▸ WORK REQUIRED
Could you copy every line from the material below in which "lifetime" appears?
## begin GIVEN ENTRIES
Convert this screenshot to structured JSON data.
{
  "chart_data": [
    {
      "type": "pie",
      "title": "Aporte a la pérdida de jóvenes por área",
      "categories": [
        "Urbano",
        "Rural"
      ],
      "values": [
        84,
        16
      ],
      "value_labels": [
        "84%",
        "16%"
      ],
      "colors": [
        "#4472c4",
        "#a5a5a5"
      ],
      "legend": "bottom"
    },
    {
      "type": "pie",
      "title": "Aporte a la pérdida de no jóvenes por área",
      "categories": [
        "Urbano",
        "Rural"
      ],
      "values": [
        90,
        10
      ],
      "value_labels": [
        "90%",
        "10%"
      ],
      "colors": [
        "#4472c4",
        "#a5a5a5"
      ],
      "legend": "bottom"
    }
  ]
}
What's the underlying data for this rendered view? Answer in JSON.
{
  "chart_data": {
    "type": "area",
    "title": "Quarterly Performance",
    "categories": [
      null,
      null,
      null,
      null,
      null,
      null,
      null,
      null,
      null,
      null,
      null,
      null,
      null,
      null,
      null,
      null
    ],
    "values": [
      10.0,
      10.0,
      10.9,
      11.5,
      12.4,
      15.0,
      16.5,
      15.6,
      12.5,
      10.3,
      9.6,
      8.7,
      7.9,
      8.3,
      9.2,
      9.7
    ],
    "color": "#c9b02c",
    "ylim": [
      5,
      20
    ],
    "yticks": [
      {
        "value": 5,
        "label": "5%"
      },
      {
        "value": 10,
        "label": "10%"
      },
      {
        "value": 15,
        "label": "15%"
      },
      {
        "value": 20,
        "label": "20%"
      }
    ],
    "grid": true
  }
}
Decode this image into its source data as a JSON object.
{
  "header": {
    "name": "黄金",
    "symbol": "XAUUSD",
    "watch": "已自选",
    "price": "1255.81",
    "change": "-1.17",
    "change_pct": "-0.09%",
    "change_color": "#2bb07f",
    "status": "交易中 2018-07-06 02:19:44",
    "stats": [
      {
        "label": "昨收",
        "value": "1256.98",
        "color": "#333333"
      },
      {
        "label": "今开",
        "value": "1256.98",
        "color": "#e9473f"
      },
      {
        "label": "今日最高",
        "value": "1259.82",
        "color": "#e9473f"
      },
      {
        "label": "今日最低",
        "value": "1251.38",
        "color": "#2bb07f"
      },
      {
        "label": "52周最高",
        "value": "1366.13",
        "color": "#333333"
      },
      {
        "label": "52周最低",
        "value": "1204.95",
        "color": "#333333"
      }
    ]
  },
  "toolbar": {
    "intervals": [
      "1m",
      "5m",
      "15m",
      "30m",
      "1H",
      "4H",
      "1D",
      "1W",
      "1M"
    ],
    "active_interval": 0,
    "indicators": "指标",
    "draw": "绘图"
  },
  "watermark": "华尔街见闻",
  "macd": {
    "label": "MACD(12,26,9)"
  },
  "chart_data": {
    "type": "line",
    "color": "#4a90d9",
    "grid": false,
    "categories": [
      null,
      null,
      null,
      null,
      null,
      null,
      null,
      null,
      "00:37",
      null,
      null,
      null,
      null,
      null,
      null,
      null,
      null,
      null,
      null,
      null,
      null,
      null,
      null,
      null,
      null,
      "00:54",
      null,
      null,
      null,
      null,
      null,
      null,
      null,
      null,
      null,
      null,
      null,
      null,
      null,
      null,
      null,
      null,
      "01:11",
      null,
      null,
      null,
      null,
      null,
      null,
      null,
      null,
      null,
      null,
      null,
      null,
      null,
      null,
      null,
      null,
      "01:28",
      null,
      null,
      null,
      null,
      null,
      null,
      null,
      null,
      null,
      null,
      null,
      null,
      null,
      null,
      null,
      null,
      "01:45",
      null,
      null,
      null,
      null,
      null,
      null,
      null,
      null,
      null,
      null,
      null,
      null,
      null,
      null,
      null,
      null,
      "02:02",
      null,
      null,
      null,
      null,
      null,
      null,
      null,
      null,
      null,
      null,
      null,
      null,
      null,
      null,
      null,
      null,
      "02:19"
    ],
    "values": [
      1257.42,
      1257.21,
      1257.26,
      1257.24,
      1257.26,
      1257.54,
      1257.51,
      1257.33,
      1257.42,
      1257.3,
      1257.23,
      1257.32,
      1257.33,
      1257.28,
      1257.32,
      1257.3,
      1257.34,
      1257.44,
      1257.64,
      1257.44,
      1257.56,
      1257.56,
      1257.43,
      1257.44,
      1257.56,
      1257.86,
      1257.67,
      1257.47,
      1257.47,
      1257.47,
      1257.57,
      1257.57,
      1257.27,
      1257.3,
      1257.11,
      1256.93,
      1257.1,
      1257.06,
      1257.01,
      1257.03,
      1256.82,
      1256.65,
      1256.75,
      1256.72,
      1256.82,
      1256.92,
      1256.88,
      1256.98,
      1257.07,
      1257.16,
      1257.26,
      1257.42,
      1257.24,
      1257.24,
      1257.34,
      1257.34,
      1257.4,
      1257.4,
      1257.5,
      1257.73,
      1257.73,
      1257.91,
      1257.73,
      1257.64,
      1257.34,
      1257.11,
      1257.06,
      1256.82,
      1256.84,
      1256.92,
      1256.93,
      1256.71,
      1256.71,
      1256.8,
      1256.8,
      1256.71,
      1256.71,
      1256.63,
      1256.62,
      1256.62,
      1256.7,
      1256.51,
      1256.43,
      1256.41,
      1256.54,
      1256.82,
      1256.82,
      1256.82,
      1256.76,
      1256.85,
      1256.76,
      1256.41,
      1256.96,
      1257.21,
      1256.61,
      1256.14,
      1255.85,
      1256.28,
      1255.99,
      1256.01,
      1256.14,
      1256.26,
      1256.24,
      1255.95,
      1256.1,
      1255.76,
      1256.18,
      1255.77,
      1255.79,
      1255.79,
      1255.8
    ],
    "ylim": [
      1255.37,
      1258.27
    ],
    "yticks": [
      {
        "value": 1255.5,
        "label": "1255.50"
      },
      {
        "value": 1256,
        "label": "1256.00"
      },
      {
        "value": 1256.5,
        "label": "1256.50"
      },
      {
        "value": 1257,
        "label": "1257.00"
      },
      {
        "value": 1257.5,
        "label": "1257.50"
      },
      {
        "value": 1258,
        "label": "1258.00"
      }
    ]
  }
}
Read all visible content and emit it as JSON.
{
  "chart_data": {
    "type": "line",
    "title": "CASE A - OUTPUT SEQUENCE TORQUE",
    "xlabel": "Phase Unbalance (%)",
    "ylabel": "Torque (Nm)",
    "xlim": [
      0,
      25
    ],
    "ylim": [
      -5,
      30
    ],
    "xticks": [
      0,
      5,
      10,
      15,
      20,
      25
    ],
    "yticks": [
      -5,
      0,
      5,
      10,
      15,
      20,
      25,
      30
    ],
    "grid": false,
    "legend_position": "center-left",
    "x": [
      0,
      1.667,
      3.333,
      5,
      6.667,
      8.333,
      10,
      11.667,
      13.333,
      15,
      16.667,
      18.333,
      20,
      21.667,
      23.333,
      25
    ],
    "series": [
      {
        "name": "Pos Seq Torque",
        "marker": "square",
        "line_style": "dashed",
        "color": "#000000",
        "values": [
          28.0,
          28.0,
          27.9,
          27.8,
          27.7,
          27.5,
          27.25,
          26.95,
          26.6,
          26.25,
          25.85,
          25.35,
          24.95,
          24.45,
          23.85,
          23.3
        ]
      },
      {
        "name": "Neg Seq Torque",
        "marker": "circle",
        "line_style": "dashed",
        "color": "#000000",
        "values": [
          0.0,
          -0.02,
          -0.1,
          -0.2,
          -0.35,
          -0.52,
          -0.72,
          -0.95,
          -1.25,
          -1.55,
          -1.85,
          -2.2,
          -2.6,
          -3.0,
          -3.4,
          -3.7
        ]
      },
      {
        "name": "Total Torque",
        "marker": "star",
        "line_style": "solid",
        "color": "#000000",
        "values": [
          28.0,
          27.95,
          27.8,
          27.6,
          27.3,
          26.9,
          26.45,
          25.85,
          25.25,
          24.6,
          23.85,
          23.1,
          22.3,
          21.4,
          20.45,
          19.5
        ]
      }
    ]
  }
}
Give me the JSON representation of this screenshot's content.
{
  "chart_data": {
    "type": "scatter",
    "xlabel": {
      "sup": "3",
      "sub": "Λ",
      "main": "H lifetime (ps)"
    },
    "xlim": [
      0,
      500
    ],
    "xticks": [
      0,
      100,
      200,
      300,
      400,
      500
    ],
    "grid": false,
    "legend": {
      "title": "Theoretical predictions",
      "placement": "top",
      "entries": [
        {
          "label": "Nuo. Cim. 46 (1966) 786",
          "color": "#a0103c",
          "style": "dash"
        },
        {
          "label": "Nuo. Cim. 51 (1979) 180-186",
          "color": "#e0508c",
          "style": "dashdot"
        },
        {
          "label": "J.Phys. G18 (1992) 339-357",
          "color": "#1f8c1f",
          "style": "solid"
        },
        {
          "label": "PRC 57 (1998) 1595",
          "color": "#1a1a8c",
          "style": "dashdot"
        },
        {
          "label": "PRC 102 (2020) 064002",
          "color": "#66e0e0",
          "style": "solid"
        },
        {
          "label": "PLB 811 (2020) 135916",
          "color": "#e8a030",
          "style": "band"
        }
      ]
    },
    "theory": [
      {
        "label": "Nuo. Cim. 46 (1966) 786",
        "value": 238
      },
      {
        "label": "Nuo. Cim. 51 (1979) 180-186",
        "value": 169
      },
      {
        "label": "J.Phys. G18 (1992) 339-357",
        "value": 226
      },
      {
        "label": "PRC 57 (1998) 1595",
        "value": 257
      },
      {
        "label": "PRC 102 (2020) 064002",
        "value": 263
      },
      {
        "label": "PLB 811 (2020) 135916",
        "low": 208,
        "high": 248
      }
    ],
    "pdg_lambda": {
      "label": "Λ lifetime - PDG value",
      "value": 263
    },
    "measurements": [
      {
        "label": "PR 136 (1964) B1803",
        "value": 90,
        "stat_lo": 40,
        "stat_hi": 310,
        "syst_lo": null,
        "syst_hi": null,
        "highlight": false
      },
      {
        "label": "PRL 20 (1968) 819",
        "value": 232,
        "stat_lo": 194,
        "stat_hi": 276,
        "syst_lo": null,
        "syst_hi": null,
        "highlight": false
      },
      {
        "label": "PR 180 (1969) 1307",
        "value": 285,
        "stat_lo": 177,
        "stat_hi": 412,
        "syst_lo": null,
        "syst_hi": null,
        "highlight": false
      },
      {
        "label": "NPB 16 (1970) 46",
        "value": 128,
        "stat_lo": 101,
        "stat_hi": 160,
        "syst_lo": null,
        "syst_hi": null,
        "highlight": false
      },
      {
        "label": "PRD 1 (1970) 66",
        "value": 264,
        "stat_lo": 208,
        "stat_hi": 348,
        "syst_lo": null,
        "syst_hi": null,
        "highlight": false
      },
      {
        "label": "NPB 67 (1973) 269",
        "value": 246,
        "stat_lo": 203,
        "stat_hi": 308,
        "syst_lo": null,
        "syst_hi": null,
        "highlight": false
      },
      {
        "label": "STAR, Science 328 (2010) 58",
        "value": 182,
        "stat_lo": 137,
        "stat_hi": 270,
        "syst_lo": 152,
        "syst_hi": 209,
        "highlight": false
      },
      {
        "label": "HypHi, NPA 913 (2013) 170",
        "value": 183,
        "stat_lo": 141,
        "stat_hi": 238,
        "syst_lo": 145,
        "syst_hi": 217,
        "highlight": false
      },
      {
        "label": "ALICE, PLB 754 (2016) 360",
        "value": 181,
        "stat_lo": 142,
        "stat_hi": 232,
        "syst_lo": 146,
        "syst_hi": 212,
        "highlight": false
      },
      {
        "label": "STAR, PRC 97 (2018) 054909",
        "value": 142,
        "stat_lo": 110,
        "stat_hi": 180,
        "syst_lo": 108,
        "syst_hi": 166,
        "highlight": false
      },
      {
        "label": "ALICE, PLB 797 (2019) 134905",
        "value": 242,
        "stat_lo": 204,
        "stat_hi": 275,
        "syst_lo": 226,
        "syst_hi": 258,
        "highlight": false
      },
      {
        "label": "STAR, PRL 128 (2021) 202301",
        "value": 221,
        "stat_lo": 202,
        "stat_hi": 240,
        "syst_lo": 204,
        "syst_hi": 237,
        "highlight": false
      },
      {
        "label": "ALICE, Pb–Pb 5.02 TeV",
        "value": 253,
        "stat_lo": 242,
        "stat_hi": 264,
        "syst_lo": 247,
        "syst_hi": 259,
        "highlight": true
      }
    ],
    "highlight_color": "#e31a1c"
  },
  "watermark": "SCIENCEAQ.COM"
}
## end GIVEN ENTRIES
▸ CORRECT ANSWER
      "main": "H lifetime (ps)"
      "label": "Λ lifetime - PDG value",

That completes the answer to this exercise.